[START]

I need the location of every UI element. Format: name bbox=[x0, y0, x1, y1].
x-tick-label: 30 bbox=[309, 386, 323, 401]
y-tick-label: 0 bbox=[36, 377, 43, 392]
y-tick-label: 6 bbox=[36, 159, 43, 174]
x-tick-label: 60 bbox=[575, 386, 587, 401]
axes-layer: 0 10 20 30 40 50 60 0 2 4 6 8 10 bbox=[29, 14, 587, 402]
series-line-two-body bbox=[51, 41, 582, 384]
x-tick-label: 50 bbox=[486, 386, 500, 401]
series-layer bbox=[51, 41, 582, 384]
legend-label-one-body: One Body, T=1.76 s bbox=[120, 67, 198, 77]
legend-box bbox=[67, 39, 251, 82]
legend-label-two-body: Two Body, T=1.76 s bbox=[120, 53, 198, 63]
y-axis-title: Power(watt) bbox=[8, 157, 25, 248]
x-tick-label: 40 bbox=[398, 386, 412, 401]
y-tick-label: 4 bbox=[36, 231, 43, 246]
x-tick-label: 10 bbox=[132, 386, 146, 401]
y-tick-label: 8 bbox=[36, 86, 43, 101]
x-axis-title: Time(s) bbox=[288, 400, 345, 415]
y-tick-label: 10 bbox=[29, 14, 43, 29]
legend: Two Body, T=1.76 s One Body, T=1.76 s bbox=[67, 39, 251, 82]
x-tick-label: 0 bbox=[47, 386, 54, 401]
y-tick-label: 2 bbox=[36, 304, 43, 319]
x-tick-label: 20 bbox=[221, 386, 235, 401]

[END]

**GIVEN PROBLEM:**
Reproduce each line of the records above without any changes.

**RESPONSE:**
I need the location of every UI element. Format: name bbox=[x0, y0, x1, y1].
x-tick-label: 30 bbox=[309, 386, 323, 401]
y-tick-label: 0 bbox=[36, 377, 43, 392]
y-tick-label: 6 bbox=[36, 159, 43, 174]
x-tick-label: 60 bbox=[575, 386, 587, 401]
axes-layer: 0 10 20 30 40 50 60 0 2 4 6 8 10 bbox=[29, 14, 587, 402]
series-line-two-body bbox=[51, 41, 582, 384]
x-tick-label: 50 bbox=[486, 386, 500, 401]
series-layer bbox=[51, 41, 582, 384]
legend-label-one-body: One Body, T=1.76 s bbox=[120, 67, 198, 77]
legend-box bbox=[67, 39, 251, 82]
legend-label-two-body: Two Body, T=1.76 s bbox=[120, 53, 198, 63]
y-axis-title: Power(watt) bbox=[8, 157, 25, 248]
x-tick-label: 40 bbox=[398, 386, 412, 401]
y-tick-label: 4 bbox=[36, 231, 43, 246]
x-tick-label: 10 bbox=[132, 386, 146, 401]
y-tick-label: 8 bbox=[36, 86, 43, 101]
x-axis-title: Time(s) bbox=[288, 400, 345, 415]
y-tick-label: 10 bbox=[29, 14, 43, 29]
legend: Two Body, T=1.76 s One Body, T=1.76 s bbox=[67, 39, 251, 82]
x-tick-label: 0 bbox=[47, 386, 54, 401]
y-tick-label: 2 bbox=[36, 304, 43, 319]
x-tick-label: 20 bbox=[221, 386, 235, 401]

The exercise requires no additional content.